REQUIRED WORK: Extract all lines that hold "Drop" from the records below.

DATA PROVIDED:

□ □ □

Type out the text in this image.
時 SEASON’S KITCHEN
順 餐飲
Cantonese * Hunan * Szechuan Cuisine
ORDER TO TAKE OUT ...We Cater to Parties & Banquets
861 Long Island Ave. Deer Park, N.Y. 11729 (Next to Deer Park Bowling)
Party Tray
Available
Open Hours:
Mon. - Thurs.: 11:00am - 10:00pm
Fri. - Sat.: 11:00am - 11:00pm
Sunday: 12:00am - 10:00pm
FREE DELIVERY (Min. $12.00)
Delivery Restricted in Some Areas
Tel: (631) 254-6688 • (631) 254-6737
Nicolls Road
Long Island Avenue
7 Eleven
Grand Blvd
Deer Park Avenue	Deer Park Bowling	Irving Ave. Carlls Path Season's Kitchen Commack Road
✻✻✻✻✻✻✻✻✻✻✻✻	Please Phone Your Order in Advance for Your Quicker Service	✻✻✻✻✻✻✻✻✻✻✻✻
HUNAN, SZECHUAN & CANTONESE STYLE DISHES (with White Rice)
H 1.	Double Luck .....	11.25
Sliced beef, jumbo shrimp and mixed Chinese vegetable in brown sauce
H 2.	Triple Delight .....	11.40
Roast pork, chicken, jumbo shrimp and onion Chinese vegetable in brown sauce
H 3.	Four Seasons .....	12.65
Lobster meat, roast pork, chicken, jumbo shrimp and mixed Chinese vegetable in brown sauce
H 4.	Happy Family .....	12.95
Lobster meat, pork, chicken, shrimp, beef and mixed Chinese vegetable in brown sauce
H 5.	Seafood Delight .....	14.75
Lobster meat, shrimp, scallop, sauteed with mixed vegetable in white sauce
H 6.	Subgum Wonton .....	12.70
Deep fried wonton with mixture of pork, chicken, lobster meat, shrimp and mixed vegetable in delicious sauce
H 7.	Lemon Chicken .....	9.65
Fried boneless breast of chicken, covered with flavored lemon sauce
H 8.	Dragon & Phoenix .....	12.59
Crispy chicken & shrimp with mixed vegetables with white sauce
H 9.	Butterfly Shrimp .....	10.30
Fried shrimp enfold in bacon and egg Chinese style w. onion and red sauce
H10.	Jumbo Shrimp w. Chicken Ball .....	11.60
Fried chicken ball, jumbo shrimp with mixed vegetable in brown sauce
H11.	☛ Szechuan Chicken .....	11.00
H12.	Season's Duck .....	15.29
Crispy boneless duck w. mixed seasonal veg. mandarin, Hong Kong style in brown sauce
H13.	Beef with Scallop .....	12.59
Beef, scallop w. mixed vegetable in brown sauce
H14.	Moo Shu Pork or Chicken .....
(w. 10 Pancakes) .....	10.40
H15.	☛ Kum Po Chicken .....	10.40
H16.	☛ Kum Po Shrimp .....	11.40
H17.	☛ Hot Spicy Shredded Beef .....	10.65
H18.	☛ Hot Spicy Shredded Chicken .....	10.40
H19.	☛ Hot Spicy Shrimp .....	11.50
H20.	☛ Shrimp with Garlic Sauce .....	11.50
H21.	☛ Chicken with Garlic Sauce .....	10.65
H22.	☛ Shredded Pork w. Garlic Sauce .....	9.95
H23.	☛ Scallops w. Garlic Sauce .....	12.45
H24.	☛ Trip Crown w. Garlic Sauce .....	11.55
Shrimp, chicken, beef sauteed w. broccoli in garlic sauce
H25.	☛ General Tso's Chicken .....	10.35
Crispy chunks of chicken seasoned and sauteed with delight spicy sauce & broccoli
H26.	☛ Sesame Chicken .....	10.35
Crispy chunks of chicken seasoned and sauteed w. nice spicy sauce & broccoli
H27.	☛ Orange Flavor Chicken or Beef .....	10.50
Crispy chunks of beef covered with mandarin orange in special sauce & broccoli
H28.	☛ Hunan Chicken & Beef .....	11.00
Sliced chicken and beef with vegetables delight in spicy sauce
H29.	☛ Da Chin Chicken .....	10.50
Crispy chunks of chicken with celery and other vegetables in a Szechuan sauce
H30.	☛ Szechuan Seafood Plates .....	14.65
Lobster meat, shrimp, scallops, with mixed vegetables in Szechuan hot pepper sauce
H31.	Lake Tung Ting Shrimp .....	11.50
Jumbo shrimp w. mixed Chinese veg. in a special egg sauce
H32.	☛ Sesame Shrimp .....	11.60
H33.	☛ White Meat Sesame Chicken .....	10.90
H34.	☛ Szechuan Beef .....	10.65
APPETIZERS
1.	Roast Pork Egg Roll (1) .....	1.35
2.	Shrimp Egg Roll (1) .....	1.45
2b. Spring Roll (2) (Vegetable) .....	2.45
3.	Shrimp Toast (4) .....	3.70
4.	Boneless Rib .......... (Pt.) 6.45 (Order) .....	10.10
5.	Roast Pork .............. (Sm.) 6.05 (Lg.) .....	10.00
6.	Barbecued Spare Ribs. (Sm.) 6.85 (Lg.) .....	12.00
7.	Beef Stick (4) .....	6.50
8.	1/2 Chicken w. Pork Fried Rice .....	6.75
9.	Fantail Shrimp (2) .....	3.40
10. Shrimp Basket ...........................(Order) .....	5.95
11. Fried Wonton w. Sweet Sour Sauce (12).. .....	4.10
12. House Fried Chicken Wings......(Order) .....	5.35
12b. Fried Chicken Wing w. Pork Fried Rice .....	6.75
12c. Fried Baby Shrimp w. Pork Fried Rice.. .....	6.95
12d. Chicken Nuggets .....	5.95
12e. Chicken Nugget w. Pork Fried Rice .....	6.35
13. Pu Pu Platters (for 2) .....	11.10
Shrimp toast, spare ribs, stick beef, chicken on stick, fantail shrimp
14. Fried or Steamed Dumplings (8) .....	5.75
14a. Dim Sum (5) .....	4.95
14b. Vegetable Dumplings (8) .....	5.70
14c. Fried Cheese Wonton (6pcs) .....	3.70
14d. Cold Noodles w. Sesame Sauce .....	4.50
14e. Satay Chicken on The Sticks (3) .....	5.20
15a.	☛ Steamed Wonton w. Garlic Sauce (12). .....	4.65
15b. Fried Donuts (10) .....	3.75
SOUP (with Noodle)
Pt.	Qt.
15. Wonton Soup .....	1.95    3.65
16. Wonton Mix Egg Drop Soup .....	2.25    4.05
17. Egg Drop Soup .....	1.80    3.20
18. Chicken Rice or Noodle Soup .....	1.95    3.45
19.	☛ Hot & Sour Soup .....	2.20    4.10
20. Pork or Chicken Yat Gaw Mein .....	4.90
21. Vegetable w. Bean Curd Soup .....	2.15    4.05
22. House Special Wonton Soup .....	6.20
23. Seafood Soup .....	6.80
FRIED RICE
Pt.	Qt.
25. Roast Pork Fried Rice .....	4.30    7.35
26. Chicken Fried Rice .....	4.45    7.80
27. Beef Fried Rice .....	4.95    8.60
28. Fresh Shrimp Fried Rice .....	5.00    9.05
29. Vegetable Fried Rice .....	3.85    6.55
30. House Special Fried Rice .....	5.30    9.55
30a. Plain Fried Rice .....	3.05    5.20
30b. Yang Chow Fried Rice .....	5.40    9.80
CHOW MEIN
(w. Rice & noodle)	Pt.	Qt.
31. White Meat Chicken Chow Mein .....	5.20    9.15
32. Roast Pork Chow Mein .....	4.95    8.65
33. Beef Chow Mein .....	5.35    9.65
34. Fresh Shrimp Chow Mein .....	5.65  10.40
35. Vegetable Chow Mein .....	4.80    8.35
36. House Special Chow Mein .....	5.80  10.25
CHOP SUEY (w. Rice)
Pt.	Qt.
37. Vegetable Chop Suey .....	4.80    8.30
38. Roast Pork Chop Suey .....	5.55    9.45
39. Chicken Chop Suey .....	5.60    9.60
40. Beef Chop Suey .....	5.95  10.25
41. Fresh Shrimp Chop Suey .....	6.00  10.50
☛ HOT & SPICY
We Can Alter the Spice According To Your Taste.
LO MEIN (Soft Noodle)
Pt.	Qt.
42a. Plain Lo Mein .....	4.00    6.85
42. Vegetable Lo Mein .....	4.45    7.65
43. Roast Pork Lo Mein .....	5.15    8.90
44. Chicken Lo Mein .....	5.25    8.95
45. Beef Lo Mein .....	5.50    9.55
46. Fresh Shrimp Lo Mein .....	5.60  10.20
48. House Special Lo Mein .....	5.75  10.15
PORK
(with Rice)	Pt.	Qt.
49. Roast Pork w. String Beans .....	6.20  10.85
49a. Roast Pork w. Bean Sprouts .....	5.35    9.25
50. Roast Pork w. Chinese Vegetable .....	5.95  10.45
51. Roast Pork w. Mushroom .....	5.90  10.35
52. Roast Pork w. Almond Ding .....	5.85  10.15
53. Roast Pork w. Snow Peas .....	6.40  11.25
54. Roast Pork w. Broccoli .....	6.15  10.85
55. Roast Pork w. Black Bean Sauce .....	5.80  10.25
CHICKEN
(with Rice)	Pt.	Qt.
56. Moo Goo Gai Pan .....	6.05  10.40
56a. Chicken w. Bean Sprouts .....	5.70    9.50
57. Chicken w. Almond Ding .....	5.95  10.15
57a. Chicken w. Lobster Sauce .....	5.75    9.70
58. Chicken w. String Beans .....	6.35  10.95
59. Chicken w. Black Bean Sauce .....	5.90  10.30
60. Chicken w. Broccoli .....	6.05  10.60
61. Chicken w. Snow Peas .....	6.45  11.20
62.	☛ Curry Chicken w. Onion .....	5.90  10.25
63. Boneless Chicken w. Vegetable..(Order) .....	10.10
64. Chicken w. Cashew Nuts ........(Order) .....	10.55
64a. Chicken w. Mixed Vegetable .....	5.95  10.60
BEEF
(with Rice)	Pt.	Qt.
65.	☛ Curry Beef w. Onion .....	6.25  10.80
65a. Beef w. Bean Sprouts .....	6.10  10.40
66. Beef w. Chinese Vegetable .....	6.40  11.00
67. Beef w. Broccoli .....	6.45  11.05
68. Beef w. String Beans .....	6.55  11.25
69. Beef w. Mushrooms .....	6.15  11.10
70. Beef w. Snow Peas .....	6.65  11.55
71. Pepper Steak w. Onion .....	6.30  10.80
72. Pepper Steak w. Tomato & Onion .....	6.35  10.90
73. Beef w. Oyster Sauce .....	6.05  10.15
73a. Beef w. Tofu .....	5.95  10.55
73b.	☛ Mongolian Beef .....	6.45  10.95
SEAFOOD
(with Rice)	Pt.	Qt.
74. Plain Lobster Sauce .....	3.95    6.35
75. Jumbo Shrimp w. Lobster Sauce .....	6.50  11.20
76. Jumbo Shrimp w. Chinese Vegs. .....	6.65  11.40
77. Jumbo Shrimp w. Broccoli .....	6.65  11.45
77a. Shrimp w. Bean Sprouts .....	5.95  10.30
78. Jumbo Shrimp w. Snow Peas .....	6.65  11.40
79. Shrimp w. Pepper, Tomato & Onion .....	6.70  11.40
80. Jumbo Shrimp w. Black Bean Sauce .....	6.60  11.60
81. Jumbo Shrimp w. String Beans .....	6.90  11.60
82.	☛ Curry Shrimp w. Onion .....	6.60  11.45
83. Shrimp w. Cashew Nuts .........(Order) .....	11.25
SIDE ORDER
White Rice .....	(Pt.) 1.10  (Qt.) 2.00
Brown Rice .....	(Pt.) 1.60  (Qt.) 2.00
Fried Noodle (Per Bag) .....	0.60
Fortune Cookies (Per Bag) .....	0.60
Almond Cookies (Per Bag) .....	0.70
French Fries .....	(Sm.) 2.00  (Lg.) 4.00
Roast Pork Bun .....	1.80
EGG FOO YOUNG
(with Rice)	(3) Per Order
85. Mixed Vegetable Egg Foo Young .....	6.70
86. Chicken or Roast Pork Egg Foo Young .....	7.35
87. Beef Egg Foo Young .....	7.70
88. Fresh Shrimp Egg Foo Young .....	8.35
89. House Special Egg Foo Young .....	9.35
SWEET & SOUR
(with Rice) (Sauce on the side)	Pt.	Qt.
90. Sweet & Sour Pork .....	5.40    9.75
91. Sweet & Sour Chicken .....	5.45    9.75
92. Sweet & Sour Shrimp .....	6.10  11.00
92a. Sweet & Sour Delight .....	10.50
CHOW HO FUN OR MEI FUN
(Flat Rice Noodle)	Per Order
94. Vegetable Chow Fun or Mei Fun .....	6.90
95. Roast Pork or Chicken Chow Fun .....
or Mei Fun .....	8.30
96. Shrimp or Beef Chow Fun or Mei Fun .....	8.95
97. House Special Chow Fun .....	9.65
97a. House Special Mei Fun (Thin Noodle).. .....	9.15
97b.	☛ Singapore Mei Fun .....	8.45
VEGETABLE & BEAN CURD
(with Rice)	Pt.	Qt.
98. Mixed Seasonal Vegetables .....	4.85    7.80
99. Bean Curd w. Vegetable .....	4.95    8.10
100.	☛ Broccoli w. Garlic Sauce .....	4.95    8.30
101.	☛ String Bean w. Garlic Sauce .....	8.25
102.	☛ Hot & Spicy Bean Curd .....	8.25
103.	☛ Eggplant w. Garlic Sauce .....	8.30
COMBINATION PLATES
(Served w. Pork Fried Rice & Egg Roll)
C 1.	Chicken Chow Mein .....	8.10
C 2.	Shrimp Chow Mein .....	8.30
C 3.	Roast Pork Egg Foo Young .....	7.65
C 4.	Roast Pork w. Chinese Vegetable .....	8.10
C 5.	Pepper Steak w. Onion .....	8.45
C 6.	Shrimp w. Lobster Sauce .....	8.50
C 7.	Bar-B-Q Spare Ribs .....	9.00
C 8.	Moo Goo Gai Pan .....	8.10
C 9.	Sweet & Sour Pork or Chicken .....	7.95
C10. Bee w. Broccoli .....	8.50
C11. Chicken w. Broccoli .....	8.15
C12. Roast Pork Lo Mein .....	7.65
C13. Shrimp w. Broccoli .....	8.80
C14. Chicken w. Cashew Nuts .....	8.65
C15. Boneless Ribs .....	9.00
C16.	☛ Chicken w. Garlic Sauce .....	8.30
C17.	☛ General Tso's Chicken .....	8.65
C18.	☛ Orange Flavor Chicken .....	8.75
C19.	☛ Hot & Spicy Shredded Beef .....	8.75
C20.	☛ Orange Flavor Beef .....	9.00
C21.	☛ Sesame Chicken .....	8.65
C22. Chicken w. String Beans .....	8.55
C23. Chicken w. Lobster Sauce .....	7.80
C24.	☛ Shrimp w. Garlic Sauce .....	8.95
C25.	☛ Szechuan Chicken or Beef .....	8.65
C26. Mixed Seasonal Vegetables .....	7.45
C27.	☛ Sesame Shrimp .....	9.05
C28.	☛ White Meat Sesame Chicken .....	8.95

□ □ □

RESULT:
16. Wonton Mix Egg Drop Soup .....	2.25    4.05
17. Egg Drop Soup .....	1.80    3.20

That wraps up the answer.